→ **Goal**
In the data from its start through the line containing "plot1-ytick-label: 283.5 xyxy=(54,400,97,419)", rename "data-point" to "marker" and return those lines with everything else unchanged.

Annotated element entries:

• • • • •

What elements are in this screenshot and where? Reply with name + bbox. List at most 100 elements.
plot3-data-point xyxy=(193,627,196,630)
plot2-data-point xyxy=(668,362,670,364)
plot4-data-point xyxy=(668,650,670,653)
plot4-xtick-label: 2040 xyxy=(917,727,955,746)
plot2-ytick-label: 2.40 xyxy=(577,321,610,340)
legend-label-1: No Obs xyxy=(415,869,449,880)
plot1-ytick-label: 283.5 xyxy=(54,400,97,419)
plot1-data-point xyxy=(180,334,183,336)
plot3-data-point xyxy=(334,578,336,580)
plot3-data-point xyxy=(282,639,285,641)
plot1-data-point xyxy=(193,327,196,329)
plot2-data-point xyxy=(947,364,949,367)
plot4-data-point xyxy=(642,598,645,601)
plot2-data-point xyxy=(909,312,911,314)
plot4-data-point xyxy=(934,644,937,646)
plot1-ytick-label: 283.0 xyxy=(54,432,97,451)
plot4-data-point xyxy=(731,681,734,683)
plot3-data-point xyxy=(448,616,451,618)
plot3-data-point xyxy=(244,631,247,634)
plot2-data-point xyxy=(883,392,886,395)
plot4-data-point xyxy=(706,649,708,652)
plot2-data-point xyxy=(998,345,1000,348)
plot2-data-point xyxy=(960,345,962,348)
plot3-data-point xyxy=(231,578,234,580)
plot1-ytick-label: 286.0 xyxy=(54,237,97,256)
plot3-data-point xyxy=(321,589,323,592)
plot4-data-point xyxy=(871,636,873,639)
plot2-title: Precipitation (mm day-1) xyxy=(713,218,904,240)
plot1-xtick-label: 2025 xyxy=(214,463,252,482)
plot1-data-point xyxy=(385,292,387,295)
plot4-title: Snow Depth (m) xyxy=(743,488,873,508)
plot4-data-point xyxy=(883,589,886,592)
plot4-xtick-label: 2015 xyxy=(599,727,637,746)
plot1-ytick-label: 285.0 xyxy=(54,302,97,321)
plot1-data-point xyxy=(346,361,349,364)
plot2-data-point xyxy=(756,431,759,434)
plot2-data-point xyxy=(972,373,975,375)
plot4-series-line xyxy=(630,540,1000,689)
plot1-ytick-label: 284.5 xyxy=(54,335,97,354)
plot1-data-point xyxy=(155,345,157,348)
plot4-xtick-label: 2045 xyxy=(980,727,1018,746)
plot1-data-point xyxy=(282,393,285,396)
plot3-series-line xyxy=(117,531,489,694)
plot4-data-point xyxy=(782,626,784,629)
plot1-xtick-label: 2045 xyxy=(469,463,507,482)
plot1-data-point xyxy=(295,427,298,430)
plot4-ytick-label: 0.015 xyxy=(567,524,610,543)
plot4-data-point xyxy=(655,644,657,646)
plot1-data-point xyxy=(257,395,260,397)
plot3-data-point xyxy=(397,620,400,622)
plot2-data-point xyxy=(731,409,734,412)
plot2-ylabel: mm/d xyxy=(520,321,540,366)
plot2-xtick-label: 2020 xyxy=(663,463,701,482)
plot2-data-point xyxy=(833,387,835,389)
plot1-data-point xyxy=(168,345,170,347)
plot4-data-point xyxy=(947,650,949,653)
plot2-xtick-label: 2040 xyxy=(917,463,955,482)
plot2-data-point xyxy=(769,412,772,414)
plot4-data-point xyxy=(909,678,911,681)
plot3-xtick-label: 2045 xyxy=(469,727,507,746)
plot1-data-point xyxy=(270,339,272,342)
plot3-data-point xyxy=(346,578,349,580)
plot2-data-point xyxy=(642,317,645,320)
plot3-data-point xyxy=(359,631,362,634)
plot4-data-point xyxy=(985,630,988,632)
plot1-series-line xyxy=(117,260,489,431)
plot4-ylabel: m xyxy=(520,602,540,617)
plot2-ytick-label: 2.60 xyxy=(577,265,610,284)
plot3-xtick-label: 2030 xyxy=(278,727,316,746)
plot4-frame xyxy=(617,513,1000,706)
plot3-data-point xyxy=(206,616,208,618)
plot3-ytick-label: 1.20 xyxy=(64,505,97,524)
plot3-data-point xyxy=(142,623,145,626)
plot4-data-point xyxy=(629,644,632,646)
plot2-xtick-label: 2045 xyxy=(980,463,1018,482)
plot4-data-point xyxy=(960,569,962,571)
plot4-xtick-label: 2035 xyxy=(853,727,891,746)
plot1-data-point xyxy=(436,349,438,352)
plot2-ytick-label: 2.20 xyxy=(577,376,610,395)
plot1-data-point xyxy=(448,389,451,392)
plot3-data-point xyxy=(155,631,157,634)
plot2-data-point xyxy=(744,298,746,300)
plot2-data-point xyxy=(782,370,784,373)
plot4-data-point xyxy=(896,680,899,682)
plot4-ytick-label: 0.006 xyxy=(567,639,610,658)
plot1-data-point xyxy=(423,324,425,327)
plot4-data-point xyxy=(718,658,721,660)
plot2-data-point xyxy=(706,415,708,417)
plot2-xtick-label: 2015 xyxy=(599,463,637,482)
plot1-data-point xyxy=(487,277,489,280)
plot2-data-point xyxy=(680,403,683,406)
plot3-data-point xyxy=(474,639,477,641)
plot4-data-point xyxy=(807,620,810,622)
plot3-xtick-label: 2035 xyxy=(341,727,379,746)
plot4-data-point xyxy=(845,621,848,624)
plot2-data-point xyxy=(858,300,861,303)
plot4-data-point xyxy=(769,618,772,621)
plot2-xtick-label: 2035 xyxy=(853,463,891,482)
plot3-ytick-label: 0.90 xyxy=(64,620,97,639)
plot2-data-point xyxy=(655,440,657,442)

• • • • •

→ **Answer in full**
What elements are in this screenshot and where? Reply with name + bbox. List at most 100 elements.
plot3-marker xyxy=(193,627,196,630)
plot2-marker xyxy=(668,362,670,364)
plot4-marker xyxy=(668,650,670,653)
plot4-xtick-label: 2040 xyxy=(917,727,955,746)
plot2-ytick-label: 2.40 xyxy=(577,321,610,340)
legend-label-1: No Obs xyxy=(415,869,449,880)
plot1-ytick-label: 283.5 xyxy=(54,400,97,419)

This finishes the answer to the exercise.